(Dataset excerpt)
========

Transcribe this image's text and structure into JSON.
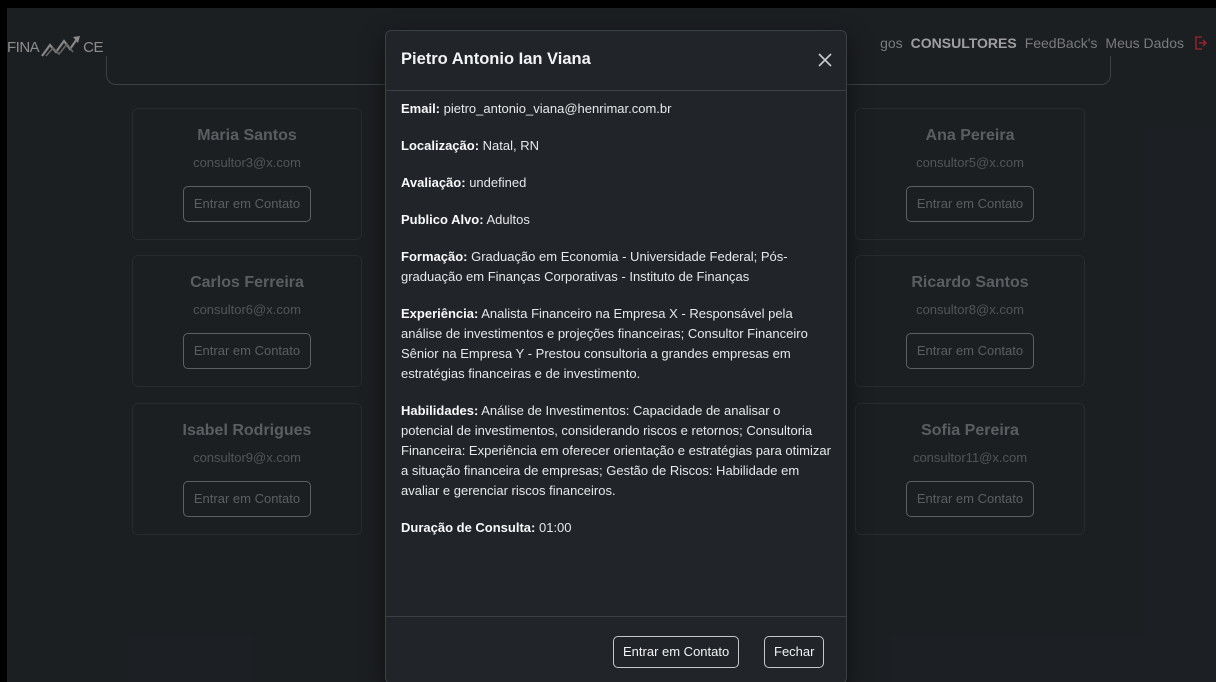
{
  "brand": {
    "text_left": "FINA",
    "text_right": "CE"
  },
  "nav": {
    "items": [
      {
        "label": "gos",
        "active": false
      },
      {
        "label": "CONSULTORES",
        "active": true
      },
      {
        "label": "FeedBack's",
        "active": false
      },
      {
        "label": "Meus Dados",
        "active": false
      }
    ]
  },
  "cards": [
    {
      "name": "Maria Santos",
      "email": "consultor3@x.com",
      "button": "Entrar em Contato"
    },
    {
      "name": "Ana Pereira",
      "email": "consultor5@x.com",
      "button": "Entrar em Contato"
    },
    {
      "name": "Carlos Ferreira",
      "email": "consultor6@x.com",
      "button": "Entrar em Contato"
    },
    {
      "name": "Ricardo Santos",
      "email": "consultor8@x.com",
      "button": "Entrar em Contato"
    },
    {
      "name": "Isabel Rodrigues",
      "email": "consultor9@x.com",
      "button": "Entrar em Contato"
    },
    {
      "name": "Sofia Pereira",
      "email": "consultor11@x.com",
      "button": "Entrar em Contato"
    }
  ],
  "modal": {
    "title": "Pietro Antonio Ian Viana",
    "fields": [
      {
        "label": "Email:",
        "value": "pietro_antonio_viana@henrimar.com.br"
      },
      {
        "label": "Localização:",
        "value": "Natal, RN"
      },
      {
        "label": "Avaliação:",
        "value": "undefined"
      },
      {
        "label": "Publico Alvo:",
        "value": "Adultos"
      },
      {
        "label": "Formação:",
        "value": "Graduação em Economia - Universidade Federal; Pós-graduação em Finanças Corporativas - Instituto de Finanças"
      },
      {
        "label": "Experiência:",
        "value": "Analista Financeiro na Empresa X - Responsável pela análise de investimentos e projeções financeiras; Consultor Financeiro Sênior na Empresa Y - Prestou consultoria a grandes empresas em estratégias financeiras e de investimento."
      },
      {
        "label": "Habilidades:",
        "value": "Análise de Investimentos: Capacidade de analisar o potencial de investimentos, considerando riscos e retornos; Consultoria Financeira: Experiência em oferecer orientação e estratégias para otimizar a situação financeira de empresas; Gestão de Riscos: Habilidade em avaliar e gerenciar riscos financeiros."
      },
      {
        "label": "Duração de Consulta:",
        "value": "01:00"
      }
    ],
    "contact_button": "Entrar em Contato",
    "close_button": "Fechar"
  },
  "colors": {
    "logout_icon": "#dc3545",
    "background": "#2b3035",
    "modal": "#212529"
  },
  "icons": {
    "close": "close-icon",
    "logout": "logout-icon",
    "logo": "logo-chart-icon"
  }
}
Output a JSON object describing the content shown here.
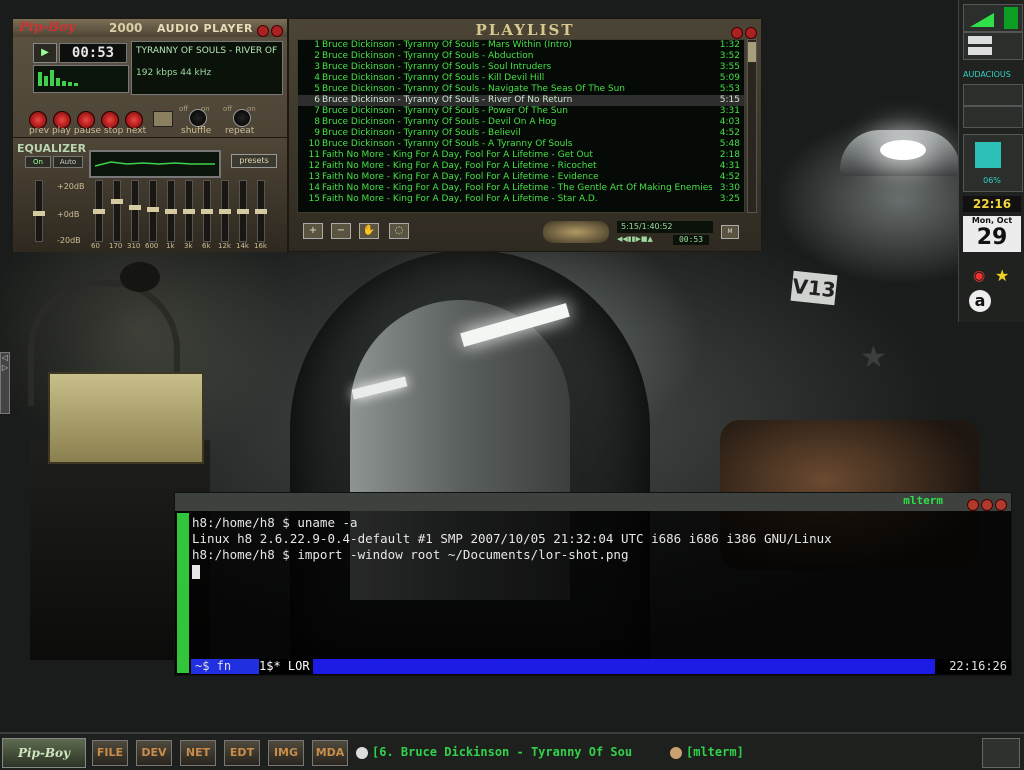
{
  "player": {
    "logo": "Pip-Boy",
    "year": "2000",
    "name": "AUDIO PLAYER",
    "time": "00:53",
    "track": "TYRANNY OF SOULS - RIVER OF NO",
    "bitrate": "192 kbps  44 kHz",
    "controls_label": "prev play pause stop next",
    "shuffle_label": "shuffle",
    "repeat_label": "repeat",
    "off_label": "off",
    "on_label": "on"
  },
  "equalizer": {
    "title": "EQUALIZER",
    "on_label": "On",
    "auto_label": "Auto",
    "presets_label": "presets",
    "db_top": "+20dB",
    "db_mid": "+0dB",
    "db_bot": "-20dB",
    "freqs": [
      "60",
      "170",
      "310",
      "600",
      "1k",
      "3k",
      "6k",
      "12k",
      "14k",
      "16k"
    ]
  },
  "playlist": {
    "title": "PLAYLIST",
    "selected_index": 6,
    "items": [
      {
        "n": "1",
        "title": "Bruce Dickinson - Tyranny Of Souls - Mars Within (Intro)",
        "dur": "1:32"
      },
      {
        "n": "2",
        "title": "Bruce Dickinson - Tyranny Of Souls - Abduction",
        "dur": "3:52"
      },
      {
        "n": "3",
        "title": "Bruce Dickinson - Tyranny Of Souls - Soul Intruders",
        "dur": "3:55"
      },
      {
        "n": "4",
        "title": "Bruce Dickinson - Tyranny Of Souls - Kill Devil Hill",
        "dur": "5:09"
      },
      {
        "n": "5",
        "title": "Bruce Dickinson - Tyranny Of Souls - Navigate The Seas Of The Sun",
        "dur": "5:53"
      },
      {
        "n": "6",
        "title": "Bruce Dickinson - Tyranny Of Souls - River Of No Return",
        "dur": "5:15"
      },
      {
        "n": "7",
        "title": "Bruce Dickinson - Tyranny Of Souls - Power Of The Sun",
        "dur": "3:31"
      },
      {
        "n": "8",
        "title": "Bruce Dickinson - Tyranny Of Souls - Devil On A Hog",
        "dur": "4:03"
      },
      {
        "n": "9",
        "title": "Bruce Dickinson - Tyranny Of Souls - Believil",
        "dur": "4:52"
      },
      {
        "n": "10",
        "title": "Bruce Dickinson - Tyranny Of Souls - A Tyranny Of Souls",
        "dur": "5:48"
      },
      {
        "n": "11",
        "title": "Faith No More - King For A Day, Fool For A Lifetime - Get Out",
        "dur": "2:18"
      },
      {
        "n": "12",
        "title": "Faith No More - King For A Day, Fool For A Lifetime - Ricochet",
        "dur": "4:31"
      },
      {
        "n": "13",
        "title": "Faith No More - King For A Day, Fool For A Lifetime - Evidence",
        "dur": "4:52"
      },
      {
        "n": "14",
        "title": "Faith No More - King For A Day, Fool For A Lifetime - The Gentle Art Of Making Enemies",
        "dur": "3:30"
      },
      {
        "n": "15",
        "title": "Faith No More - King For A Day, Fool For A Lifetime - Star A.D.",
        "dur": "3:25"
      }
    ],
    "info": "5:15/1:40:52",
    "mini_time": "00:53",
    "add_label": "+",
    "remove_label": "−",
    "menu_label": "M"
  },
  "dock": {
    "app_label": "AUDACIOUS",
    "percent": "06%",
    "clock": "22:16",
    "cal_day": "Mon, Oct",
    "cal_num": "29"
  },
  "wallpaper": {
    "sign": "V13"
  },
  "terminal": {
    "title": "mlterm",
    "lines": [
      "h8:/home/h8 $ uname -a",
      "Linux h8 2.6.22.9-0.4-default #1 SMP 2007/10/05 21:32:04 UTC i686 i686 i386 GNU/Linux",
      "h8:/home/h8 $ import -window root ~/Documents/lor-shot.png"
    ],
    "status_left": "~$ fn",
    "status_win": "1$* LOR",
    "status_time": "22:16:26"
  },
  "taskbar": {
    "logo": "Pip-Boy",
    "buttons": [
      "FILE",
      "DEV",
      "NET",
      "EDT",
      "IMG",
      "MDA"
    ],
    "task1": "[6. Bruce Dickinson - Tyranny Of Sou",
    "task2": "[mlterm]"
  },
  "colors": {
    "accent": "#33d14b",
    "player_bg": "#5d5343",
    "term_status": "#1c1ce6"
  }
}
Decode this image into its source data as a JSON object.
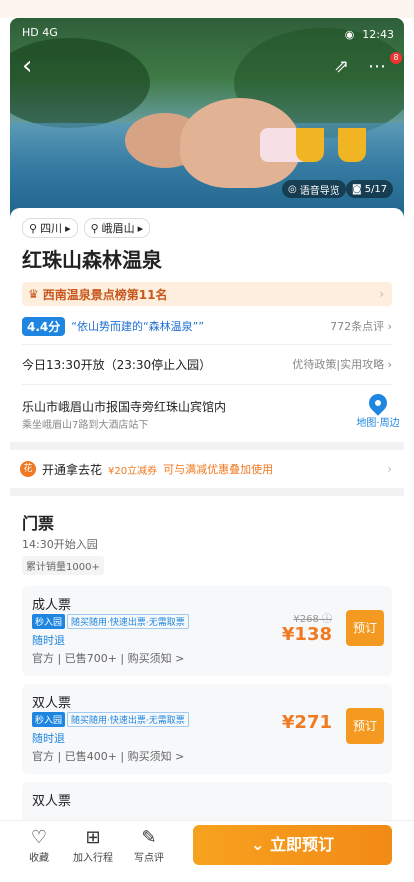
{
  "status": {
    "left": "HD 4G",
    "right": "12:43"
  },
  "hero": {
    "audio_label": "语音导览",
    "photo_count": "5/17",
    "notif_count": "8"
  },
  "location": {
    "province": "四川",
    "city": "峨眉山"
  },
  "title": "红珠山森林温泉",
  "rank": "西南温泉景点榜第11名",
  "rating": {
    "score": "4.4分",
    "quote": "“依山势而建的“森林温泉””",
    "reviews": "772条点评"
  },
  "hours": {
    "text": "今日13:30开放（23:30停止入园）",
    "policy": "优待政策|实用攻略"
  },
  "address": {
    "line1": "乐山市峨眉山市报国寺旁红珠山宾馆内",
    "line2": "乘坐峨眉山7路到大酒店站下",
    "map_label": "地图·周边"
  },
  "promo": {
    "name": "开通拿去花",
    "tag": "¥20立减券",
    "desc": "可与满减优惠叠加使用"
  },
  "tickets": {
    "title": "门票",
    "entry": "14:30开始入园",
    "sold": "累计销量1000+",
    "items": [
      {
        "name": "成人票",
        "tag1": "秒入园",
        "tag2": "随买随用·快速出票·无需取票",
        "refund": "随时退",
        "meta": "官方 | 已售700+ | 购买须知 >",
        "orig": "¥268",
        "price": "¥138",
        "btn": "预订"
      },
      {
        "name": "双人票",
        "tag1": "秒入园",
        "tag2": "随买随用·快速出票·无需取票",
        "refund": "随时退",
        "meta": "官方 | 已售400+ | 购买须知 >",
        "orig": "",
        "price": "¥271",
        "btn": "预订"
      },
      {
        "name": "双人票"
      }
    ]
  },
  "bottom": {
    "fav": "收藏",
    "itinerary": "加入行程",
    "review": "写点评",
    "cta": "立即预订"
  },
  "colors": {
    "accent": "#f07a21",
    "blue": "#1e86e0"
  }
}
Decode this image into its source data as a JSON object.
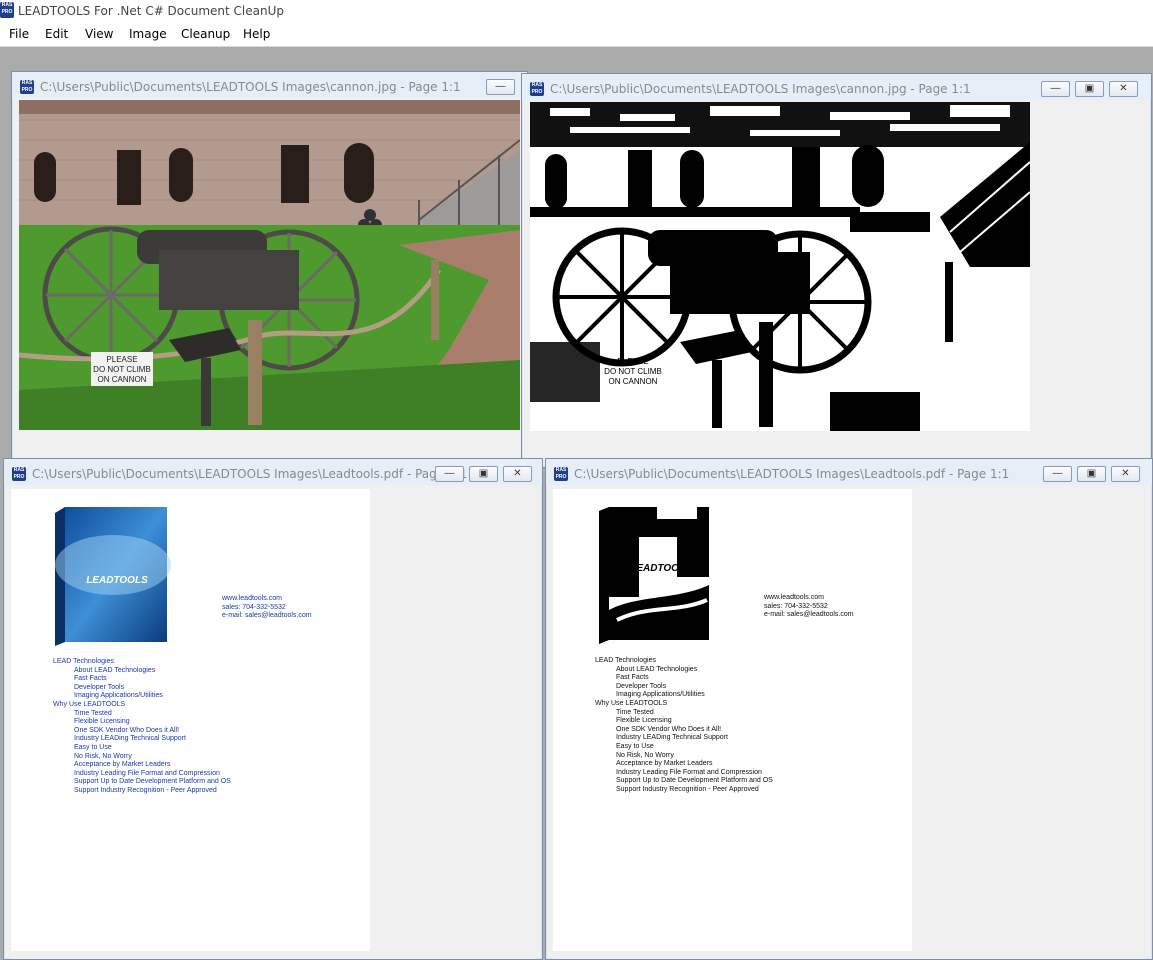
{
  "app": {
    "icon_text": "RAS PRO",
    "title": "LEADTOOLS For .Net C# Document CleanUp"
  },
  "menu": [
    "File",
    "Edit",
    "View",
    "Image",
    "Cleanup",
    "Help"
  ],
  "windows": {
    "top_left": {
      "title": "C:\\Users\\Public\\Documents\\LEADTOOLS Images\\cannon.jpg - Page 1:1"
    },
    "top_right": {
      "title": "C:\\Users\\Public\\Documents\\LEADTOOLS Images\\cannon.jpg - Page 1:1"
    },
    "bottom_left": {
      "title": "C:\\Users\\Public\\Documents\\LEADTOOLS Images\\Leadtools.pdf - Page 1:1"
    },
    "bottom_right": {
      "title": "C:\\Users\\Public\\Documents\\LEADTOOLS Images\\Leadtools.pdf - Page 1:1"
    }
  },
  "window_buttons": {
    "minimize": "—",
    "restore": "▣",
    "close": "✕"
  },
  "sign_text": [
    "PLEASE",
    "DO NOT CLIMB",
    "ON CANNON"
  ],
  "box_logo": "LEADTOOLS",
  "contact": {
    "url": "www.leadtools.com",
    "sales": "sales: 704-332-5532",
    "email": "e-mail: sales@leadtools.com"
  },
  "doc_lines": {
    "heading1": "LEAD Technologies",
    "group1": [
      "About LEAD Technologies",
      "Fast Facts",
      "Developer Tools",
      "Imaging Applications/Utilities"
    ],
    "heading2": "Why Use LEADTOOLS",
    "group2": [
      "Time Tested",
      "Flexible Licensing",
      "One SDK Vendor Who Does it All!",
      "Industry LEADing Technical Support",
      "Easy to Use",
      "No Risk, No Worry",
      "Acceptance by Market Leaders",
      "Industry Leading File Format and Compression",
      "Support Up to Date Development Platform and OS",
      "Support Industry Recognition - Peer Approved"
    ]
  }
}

========

* Your task *
Look over the listing. Pull out every line with the string "购买须知" in it.

* Expected output *
        "meta": "官方 | 已售700+ | 购买须知 >",
        "meta": "官方 | 已售400+ | 购买须知 >",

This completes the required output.